<<<<
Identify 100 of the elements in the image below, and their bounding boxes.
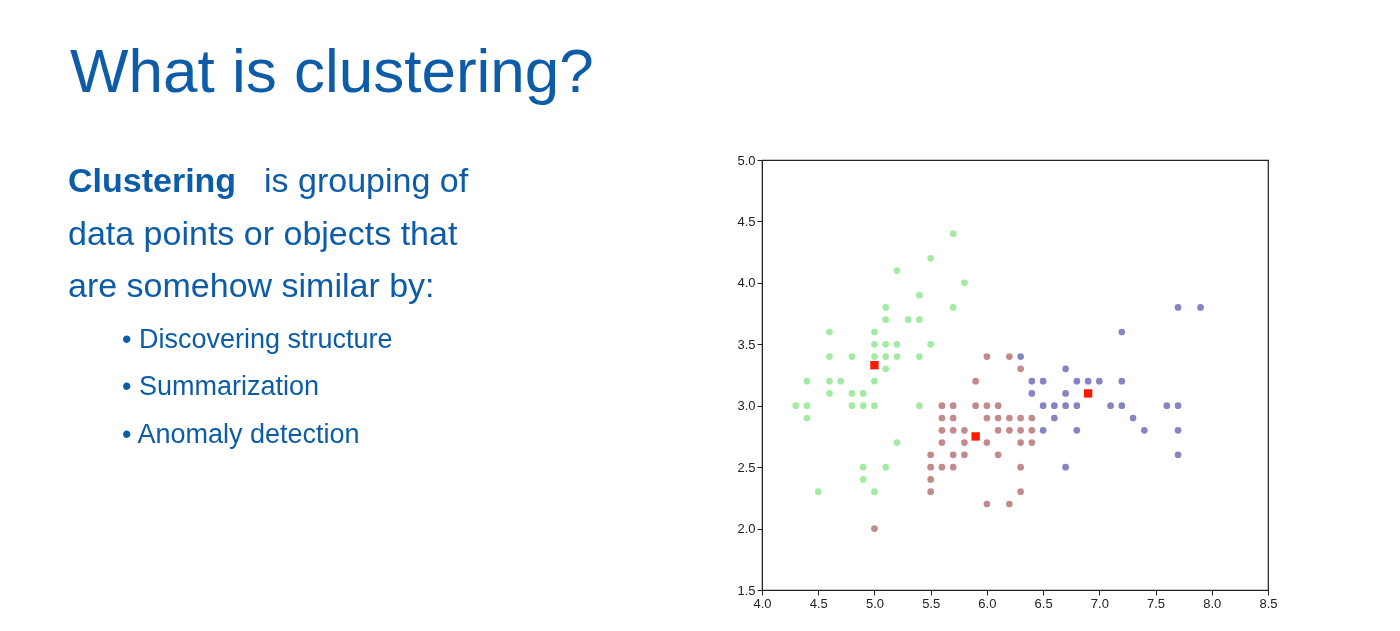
point [961, 426, 968, 434]
point [1118, 377, 1126, 385]
point [1028, 390, 1036, 397]
point [927, 463, 935, 471]
y-tick-label: 3.5 [737, 336, 756, 352]
point [1083, 389, 1093, 398]
point [1017, 426, 1024, 434]
point [1174, 304, 1182, 311]
point [893, 340, 901, 348]
point [949, 414, 957, 422]
text: • Discovering structure [122, 324, 393, 354]
point [848, 390, 856, 397]
y-tick-label: 3.0 [737, 398, 756, 414]
point [938, 463, 946, 471]
point [961, 439, 968, 446]
x-tick-label: 5.5 [922, 595, 941, 611]
point [1051, 414, 1058, 422]
point [1062, 463, 1069, 471]
point [882, 304, 890, 311]
point [949, 426, 957, 434]
point [826, 328, 833, 336]
text: is grouping of [264, 161, 469, 199]
point [882, 340, 890, 348]
point [1174, 402, 1182, 410]
point [871, 525, 878, 532]
x-tick-label: 8.5 [1259, 595, 1278, 611]
point [870, 360, 879, 370]
point [949, 402, 957, 410]
point [1017, 365, 1024, 373]
point [983, 353, 991, 360]
y-tick-label: 2.5 [737, 459, 756, 475]
point [1174, 451, 1182, 459]
point [916, 353, 923, 360]
point [871, 377, 878, 385]
point [1073, 377, 1081, 385]
point [994, 402, 1002, 410]
point [1073, 402, 1081, 410]
point [826, 390, 833, 397]
text: Clustering [68, 161, 237, 199]
point [1107, 402, 1114, 410]
point [859, 390, 867, 397]
point [1028, 377, 1036, 385]
point [1039, 377, 1047, 385]
point [803, 414, 811, 422]
point [949, 230, 957, 238]
point [927, 476, 935, 483]
point [871, 402, 878, 410]
point [994, 426, 1002, 434]
point [1095, 377, 1103, 385]
point [1039, 426, 1047, 434]
x-tick-label: 4.5 [809, 595, 828, 611]
point [1006, 414, 1013, 422]
point [927, 340, 935, 348]
point [1028, 439, 1036, 446]
y-tick-label: 2.0 [737, 521, 756, 537]
point [961, 451, 968, 459]
point [803, 377, 811, 385]
text: • Summarization [122, 371, 320, 401]
text: are somehow similar by: [68, 266, 435, 304]
point [1006, 500, 1013, 508]
point [882, 463, 890, 471]
point [1017, 463, 1024, 471]
point [893, 353, 901, 360]
point [938, 439, 946, 446]
point [938, 402, 946, 410]
point [1017, 488, 1024, 496]
point [814, 488, 822, 496]
point [927, 488, 935, 496]
point [1062, 390, 1069, 397]
point [1118, 402, 1126, 410]
point [1028, 426, 1036, 434]
chart-title: What is clustering? [70, 36, 594, 105]
point [1129, 414, 1137, 422]
point [983, 439, 991, 446]
point [1039, 402, 1047, 410]
point [837, 377, 845, 385]
point [949, 463, 957, 471]
point [1073, 426, 1081, 434]
point [826, 377, 833, 385]
point [994, 451, 1002, 459]
point [882, 353, 890, 360]
point [792, 402, 800, 410]
point [893, 267, 901, 274]
point [859, 402, 867, 410]
x-tick-label: 4.0 [753, 595, 772, 611]
point [848, 402, 856, 410]
point [859, 463, 867, 471]
point [971, 432, 980, 441]
point [1006, 426, 1013, 434]
point [871, 340, 878, 348]
point [859, 476, 867, 483]
point [916, 291, 923, 299]
point [904, 316, 912, 324]
point [1140, 426, 1148, 434]
point [983, 402, 991, 410]
y-tick-label: 4.0 [737, 275, 756, 291]
point [1006, 353, 1013, 360]
point [983, 500, 991, 508]
point [983, 414, 991, 422]
point [949, 451, 957, 459]
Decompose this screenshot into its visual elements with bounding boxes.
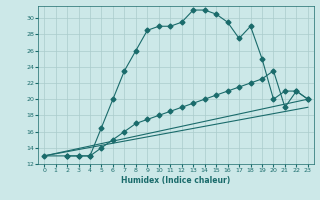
>>>>
Task prompt = In the entries above, rewrite the stretch from "point [961, 426, 968, 434]" through "y-tick-label: 2.5 [737, 459, 756, 475]" with "Discovering" swapped for "Uncovering" and every other part unchanged. Give only that stretch.

Output for this task =
point [961, 426, 968, 434]
point [1118, 377, 1126, 385]
point [1028, 390, 1036, 397]
point [927, 463, 935, 471]
y-tick-label: 3.5 [737, 336, 756, 352]
point [1083, 389, 1093, 398]
point [1017, 426, 1024, 434]
point [1174, 304, 1182, 311]
point [893, 340, 901, 348]
point [949, 414, 957, 422]
text: • Uncovering structure [122, 324, 393, 354]
point [848, 390, 856, 397]
y-tick-label: 3.0 [737, 398, 756, 414]
point [938, 463, 946, 471]
point [961, 439, 968, 446]
x-tick-label: 5.5 [922, 595, 941, 611]
point [1051, 414, 1058, 422]
point [1062, 463, 1069, 471]
point [882, 304, 890, 311]
point [949, 426, 957, 434]
point [826, 328, 833, 336]
text: is grouping of [264, 161, 469, 199]
point [882, 340, 890, 348]
point [1174, 402, 1182, 410]
point [871, 525, 878, 532]
x-tick-label: 8.5 [1259, 595, 1278, 611]
point [870, 360, 879, 370]
point [949, 402, 957, 410]
point [1017, 365, 1024, 373]
point [983, 353, 991, 360]
y-tick-label: 2.5 [737, 459, 756, 475]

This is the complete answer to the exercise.